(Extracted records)
##########

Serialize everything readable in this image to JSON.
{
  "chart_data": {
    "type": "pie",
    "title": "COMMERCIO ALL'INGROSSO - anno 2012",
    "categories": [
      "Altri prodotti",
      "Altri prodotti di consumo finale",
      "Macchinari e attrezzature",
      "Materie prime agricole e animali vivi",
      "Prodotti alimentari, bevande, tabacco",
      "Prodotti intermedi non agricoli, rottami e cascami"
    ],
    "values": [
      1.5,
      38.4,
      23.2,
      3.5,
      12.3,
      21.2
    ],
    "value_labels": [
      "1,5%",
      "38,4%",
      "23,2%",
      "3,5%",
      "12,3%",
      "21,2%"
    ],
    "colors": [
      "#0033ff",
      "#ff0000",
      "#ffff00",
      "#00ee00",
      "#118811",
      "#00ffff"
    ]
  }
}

##########

=== Request ===
Your task is to extract all of the records exactly.

=== Answer below ===
Serialize everything readable in this image to JSON.
{
  "chart_data": {
    "type": "pie",
    "title": "COMMERCIO ALL'INGROSSO - anno 2012",
    "categories": [
      "Altri prodotti",
      "Altri prodotti di consumo finale",
      "Macchinari e attrezzature",
      "Materie prime agricole e animali vivi",
      "Prodotti alimentari, bevande, tabacco",
      "Prodotti intermedi non agricoli, rottami e cascami"
    ],
    "values": [
      1.5,
      38.4,
      23.2,
      3.5,
      12.3,
      21.2
    ],
    "value_labels": [
      "1,5%",
      "38,4%",
      "23,2%",
      "3,5%",
      "12,3%",
      "21,2%"
    ],
    "colors": [
      "#0033ff",
      "#ff0000",
      "#ffff00",
      "#00ee00",
      "#118811",
      "#00ffff"
    ]
  }
}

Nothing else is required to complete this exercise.